EXTRACT.
* Begin *

Regardless, it is to be understood that the AVD 12 is configured to
undertake present principles (e.g. communicate with other CE
devices to undertake present principles, execute the logic
described herein, and perform any other functions and/or operations
described herein).
[0029] Accordingly, to undertake such principles the AVD 12 can be
established by some or all of the components shown in FIG. 1. For
example, the AVD 12 can include one or more displays 14 that may be
implemented by a high definition or ultra-high definition "4K" or
higher flat screen and that may be touch-enabled for receiving user
input signals via touches on the display. The AVD 12 may include
one or more speakers 16 for outputting audio in accordance with
present principles, and at least one additional input device 18
such as e.g. an audio receiver/microphone for e.g. entering audible
commands to the AVD 12 to control the AVD 12. The example AVD 12
may also include one or more network interfaces 20 for
communication over at least one network 22 such as the Internet, an
WAN, an LAN, etc. under control of one or more processors 24
including. A graphics processor 24A may also be included. Thus, the
interface 20 may be, without limitation, a Wi-Fi transceiver, which
is an example of a wireless computer network interface, such as but
not limited to a mesh network transceiver. It is to be understood
that the processor 24 controls the AVD 12 to undertake present
principles, including the other elements of the AVD 12 described
herein such as e.g. controlling the display 14 to present images
thereon and receiving input therefrom. Furthermore, note the
network interface 20 may be, e.g., a wired or wireless modem or
router, or other appropriate interface such as, e.g., a wireless
telephony transceiver, or Wi-Fi transceiver as mentioned above,
etc.

* End *

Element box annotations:

* Begin *

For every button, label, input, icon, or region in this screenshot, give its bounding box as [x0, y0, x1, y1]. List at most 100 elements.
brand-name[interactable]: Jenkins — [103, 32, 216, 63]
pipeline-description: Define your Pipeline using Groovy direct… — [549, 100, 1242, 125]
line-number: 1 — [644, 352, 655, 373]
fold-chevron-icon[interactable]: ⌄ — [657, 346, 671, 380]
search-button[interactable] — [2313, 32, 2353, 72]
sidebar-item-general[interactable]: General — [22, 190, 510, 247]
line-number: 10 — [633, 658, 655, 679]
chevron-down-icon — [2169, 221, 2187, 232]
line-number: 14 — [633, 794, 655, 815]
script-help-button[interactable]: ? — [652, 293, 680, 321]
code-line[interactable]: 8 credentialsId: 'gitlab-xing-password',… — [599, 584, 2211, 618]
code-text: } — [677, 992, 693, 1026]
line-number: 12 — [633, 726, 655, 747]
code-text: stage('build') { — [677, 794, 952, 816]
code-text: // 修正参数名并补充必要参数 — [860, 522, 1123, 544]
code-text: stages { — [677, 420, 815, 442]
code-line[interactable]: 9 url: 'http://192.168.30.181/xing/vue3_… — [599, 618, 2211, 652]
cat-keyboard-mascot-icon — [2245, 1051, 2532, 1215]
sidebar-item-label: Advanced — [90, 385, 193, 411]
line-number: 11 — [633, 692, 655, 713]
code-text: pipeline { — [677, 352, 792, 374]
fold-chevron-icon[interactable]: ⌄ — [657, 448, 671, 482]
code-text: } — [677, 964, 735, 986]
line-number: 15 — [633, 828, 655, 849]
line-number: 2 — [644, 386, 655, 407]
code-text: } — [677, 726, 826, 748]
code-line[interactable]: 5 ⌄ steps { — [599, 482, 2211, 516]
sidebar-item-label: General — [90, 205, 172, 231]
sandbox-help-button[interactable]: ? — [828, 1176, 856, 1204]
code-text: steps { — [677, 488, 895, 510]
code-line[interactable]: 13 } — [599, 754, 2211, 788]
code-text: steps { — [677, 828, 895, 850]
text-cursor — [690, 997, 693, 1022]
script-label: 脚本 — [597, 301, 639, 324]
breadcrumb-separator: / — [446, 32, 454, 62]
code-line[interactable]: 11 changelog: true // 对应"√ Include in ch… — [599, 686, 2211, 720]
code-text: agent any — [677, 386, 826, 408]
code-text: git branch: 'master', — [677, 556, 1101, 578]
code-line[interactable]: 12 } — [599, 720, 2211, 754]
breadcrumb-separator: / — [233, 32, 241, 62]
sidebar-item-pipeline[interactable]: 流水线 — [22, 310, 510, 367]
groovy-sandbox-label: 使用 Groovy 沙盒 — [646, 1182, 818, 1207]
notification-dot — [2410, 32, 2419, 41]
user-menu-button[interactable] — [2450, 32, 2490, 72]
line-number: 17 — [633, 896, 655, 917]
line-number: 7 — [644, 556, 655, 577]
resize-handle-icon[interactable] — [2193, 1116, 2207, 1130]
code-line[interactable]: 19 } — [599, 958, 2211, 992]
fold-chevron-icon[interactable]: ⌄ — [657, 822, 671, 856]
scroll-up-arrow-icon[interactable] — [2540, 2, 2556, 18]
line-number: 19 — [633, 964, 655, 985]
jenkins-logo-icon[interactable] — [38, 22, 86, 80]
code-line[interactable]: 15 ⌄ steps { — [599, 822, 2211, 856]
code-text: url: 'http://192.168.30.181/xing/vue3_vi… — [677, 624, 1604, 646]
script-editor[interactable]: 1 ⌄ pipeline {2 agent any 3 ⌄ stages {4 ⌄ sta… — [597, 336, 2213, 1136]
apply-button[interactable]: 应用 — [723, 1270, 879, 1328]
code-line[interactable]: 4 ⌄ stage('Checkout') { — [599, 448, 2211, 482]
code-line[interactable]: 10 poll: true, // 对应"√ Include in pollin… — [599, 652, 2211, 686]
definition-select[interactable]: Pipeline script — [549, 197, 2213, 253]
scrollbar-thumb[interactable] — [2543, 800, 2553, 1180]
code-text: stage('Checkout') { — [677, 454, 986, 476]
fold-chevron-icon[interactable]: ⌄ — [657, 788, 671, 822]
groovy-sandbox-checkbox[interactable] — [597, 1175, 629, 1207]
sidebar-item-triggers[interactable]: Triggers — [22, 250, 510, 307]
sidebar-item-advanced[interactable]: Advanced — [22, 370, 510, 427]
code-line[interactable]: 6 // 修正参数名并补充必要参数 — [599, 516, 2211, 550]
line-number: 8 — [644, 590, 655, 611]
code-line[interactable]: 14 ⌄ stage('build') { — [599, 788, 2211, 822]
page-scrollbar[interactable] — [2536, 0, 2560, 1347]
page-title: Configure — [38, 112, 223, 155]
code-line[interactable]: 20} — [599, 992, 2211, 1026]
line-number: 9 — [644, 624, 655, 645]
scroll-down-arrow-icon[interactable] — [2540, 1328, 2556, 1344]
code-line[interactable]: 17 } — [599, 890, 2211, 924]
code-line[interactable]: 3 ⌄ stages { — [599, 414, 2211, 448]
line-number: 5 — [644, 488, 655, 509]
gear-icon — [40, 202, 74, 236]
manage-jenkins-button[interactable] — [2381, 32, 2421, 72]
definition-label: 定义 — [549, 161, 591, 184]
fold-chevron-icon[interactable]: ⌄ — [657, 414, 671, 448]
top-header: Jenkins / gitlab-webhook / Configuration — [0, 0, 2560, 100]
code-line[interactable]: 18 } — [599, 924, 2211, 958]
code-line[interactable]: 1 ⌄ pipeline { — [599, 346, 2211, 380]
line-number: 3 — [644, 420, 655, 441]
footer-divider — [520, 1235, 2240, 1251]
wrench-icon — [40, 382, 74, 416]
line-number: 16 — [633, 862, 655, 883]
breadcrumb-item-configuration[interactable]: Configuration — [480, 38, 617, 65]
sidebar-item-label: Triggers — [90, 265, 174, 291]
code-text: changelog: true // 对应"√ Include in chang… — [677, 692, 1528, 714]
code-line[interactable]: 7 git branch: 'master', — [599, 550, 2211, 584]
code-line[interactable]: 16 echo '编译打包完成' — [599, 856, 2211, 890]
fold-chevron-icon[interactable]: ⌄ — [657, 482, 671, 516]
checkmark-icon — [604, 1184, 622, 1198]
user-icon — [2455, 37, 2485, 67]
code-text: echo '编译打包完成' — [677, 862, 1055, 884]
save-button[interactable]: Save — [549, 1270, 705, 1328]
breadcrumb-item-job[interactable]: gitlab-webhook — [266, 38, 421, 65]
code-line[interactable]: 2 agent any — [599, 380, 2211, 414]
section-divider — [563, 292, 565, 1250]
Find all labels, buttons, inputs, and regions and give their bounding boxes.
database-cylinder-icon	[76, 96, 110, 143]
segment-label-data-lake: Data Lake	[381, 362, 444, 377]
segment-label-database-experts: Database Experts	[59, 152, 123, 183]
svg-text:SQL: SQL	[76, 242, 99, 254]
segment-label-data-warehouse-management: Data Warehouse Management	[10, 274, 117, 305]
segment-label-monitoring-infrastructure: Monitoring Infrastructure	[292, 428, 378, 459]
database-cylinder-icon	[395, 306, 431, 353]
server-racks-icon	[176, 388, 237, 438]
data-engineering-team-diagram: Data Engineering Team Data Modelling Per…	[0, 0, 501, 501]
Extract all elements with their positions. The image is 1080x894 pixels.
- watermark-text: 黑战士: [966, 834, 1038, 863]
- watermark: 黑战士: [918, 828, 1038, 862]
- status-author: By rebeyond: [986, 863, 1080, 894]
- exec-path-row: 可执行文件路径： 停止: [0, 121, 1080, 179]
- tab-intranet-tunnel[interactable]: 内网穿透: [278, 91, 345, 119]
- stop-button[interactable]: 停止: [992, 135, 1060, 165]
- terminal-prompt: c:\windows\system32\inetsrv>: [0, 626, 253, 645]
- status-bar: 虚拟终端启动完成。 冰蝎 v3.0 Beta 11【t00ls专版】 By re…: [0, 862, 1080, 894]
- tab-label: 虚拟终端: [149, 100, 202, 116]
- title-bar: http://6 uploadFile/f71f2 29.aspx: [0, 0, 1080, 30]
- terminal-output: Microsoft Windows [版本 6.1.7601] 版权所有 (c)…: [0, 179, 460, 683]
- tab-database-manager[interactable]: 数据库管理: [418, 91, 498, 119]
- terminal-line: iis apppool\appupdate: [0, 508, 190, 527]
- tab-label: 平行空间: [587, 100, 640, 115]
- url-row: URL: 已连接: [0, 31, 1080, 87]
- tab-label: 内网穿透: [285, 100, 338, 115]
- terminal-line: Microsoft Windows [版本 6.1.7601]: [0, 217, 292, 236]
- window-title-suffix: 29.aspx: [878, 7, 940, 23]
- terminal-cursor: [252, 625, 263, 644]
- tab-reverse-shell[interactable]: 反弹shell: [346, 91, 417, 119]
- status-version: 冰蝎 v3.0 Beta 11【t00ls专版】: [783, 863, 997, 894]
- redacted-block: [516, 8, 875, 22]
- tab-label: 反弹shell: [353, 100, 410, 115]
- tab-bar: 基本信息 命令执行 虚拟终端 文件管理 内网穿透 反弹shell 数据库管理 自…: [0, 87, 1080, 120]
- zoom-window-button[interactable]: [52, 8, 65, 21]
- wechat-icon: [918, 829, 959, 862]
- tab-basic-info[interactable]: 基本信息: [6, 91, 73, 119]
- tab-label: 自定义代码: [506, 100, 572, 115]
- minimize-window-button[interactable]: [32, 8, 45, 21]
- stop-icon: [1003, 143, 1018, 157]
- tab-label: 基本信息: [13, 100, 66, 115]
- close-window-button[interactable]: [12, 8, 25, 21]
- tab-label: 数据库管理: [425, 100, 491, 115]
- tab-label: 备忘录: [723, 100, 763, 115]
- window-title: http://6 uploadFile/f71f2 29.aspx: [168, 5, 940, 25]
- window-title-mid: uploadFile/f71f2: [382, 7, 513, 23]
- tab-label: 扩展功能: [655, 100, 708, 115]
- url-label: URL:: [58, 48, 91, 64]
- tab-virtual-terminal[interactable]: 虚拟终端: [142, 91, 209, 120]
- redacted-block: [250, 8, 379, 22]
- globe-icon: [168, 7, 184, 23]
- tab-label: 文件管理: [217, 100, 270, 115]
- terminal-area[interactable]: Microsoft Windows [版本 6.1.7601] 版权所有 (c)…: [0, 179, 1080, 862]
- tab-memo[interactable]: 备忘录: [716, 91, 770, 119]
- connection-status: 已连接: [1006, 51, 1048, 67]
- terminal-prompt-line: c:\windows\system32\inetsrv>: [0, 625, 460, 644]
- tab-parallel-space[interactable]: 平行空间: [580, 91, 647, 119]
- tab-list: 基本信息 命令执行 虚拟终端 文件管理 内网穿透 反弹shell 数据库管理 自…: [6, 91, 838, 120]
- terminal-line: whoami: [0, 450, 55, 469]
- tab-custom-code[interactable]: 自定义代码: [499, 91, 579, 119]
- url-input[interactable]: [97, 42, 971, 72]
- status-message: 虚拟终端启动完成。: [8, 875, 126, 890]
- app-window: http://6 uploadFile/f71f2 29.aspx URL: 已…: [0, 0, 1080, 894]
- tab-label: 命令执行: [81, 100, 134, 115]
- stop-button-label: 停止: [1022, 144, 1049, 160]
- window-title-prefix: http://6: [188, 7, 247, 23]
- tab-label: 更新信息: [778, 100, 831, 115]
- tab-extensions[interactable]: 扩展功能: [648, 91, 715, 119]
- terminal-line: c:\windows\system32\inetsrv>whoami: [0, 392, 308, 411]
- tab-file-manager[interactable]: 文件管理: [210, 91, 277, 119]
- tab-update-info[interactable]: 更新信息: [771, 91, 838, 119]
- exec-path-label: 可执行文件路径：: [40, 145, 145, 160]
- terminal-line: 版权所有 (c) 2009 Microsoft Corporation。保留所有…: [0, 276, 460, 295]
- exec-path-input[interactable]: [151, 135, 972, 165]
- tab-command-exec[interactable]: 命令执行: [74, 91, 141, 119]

* End *

EXERCISE DESCRIPTION. In the AVD excerpt, what example is given for the additional input device 18?

THE RESPONSE. An audio receiver/microphone for entering audible commands to the AVD 12 to control it.